PROBLEM TO SOLVE —
Rewrite the data below with every "Backspace" changed to "Delete" and everything else left as it is.

TASK INPUTS —
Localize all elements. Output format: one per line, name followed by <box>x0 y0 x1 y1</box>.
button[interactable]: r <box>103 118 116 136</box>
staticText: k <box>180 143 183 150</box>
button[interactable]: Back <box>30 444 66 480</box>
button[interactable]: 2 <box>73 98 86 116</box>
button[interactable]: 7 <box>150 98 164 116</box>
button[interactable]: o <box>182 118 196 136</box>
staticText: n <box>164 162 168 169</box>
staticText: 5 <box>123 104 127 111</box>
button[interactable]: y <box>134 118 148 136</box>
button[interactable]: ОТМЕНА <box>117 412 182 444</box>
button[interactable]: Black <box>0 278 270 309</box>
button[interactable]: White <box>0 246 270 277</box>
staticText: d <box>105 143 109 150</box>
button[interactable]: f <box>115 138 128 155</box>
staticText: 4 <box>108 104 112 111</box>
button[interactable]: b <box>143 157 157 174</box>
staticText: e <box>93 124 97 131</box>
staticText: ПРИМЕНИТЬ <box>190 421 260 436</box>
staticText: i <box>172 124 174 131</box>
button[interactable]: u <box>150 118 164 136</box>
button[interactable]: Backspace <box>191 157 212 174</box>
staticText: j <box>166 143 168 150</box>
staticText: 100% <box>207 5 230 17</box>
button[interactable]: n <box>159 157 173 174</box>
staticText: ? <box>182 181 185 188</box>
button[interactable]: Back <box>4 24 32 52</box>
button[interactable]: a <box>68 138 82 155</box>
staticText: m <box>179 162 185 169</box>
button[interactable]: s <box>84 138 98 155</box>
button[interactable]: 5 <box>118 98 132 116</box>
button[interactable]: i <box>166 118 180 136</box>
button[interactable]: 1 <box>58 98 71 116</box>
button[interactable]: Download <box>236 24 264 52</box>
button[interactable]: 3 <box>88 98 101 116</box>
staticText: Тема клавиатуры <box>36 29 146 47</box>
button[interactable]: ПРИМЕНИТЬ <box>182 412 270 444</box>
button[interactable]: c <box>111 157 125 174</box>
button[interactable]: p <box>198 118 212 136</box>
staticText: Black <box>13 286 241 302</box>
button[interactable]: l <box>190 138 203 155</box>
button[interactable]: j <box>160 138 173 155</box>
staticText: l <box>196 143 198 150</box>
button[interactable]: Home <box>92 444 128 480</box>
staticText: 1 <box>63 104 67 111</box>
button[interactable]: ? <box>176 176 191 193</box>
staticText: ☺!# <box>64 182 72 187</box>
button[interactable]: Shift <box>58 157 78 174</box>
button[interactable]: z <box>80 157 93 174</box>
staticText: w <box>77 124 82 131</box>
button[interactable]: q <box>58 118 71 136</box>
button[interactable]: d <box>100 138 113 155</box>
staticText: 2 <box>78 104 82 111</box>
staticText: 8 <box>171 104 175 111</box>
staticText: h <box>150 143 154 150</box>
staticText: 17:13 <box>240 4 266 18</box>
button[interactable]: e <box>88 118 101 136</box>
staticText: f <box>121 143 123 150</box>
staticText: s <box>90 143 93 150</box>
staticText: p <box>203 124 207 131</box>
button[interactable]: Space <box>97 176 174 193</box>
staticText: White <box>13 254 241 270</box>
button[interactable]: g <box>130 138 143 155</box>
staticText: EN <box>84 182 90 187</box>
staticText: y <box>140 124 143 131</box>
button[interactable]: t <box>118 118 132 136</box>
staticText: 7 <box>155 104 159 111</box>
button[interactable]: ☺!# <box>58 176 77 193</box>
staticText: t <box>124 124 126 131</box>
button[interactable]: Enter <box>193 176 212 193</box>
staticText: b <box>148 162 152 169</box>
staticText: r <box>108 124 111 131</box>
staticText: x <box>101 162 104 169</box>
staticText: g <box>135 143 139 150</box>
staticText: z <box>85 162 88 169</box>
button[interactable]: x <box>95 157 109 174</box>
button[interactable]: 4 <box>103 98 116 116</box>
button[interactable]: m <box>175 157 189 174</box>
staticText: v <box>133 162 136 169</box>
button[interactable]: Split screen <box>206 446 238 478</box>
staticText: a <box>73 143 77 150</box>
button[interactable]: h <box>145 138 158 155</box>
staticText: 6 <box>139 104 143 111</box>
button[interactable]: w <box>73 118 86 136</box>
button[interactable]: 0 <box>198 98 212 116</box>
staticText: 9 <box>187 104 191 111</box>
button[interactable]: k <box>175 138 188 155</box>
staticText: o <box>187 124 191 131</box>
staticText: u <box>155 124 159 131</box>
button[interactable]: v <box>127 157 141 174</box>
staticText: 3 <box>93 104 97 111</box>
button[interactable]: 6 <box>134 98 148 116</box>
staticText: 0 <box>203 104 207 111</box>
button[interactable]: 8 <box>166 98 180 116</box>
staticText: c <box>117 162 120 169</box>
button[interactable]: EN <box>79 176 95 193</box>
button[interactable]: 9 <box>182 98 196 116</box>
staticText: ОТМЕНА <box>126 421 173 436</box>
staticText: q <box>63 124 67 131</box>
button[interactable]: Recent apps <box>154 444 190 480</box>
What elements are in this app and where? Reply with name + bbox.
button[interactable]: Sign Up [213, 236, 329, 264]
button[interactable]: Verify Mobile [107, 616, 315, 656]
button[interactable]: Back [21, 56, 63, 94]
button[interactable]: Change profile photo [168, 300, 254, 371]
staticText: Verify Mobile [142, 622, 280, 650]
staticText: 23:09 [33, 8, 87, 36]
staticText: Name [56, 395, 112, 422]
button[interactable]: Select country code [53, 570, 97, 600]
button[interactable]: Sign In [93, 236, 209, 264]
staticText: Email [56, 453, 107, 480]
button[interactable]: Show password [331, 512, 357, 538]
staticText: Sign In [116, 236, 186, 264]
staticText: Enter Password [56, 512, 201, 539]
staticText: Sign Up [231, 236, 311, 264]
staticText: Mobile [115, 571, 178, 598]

THE RESULT —
Localize all elements. Output format: one per line, name followed by <box>x0 y0 x1 y1</box>.
button[interactable]: r <box>103 118 116 136</box>
staticText: k <box>180 143 183 150</box>
button[interactable]: Back <box>30 444 66 480</box>
button[interactable]: 2 <box>73 98 86 116</box>
button[interactable]: 7 <box>150 98 164 116</box>
button[interactable]: o <box>182 118 196 136</box>
staticText: n <box>164 162 168 169</box>
staticText: 5 <box>123 104 127 111</box>
button[interactable]: y <box>134 118 148 136</box>
button[interactable]: ОТМЕНА <box>117 412 182 444</box>
button[interactable]: Black <box>0 278 270 309</box>
button[interactable]: White <box>0 246 270 277</box>
staticText: d <box>105 143 109 150</box>
button[interactable]: f <box>115 138 128 155</box>
staticText: 4 <box>108 104 112 111</box>
button[interactable]: b <box>143 157 157 174</box>
staticText: e <box>93 124 97 131</box>
staticText: ПРИМЕНИТЬ <box>190 421 260 436</box>
staticText: i <box>172 124 174 131</box>
button[interactable]: u <box>150 118 164 136</box>
button[interactable]: Delete <box>191 157 212 174</box>
staticText: j <box>166 143 168 150</box>
staticText: 100% <box>207 5 230 17</box>
button[interactable]: n <box>159 157 173 174</box>
staticText: ? <box>182 181 185 188</box>
button[interactable]: Back <box>4 24 32 52</box>
button[interactable]: a <box>68 138 82 155</box>
staticText: m <box>179 162 185 169</box>
button[interactable]: s <box>84 138 98 155</box>
button[interactable]: 5 <box>118 98 132 116</box>
button[interactable]: i <box>166 118 180 136</box>
button[interactable]: 1 <box>58 98 71 116</box>
button[interactable]: Download <box>236 24 264 52</box>
button[interactable]: 3 <box>88 98 101 116</box>
staticText: Тема клавиатуры <box>36 29 146 47</box>
button[interactable]: ПРИМЕНИТЬ <box>182 412 270 444</box>
button[interactable]: c <box>111 157 125 174</box>
button[interactable]: p <box>198 118 212 136</box>
staticText: Black <box>13 286 241 302</box>
button[interactable]: l <box>190 138 203 155</box>
button[interactable]: j <box>160 138 173 155</box>
staticText: l <box>196 143 198 150</box>
button[interactable]: Home <box>92 444 128 480</box>
staticText: 1 <box>63 104 67 111</box>
button[interactable]: ? <box>176 176 191 193</box>
staticText: ☺!# <box>64 182 72 187</box>
button[interactable]: Shift <box>58 157 78 174</box>
button[interactable]: z <box>80 157 93 174</box>
staticText: w <box>77 124 82 131</box>
button[interactable]: q <box>58 118 71 136</box>
button[interactable]: d <box>100 138 113 155</box>
staticText: 2 <box>78 104 82 111</box>
staticText: 8 <box>171 104 175 111</box>
staticText: h <box>150 143 154 150</box>
staticText: 17:13 <box>240 4 266 18</box>
button[interactable]: e <box>88 118 101 136</box>
staticText: f <box>121 143 123 150</box>
staticText: s <box>90 143 93 150</box>
staticText: p <box>203 124 207 131</box>
button[interactable]: Space <box>97 176 174 193</box>
staticText: White <box>13 254 241 270</box>
button[interactable]: g <box>130 138 143 155</box>
staticText: EN <box>84 182 90 187</box>
staticText: y <box>140 124 143 131</box>
button[interactable]: t <box>118 118 132 136</box>
staticText: 7 <box>155 104 159 111</box>
button[interactable]: ☺!# <box>58 176 77 193</box>
staticText: t <box>124 124 126 131</box>
button[interactable]: Enter <box>193 176 212 193</box>
staticText: b <box>148 162 152 169</box>
staticText: r <box>108 124 111 131</box>
staticText: x <box>101 162 104 169</box>
staticText: g <box>135 143 139 150</box>
staticText: z <box>85 162 88 169</box>
button[interactable]: x <box>95 157 109 174</box>
button[interactable]: 4 <box>103 98 116 116</box>
button[interactable]: m <box>175 157 189 174</box>
staticText: v <box>133 162 136 169</box>
button[interactable]: Split screen <box>206 446 238 478</box>
staticText: a <box>73 143 77 150</box>
button[interactable]: h <box>145 138 158 155</box>
staticText: 6 <box>139 104 143 111</box>
button[interactable]: w <box>73 118 86 136</box>
button[interactable]: 0 <box>198 98 212 116</box>
staticText: 9 <box>187 104 191 111</box>
button[interactable]: k <box>175 138 188 155</box>
staticText: o <box>187 124 191 131</box>
staticText: u <box>155 124 159 131</box>
button[interactable]: v <box>127 157 141 174</box>
staticText: 3 <box>93 104 97 111</box>
button[interactable]: 6 <box>134 98 148 116</box>
staticText: 0 <box>203 104 207 111</box>
button[interactable]: 8 <box>166 98 180 116</box>
staticText: c <box>117 162 120 169</box>
button[interactable]: EN <box>79 176 95 193</box>
button[interactable]: 9 <box>182 98 196 116</box>
staticText: ОТМЕНА <box>126 421 173 436</box>
staticText: q <box>63 124 67 131</box>
button[interactable]: Recent apps <box>154 444 190 480</box>
What elements are in this app and where? Reply with name + bbox.
button[interactable]: Sign Up [213, 236, 329, 264]
button[interactable]: Verify Mobile [107, 616, 315, 656]
button[interactable]: Back [21, 56, 63, 94]
button[interactable]: Change profile photo [168, 300, 254, 371]
staticText: Verify Mobile [142, 622, 280, 650]
staticText: 23:09 [33, 8, 87, 36]
staticText: Name [56, 395, 112, 422]
button[interactable]: Select country code [53, 570, 97, 600]
button[interactable]: Sign In [93, 236, 209, 264]
staticText: Email [56, 453, 107, 480]
button[interactable]: Show password [331, 512, 357, 538]
staticText: Sign In [116, 236, 186, 264]
staticText: Enter Password [56, 512, 201, 539]
staticText: Sign Up [231, 236, 311, 264]
staticText: Mobile [115, 571, 178, 598]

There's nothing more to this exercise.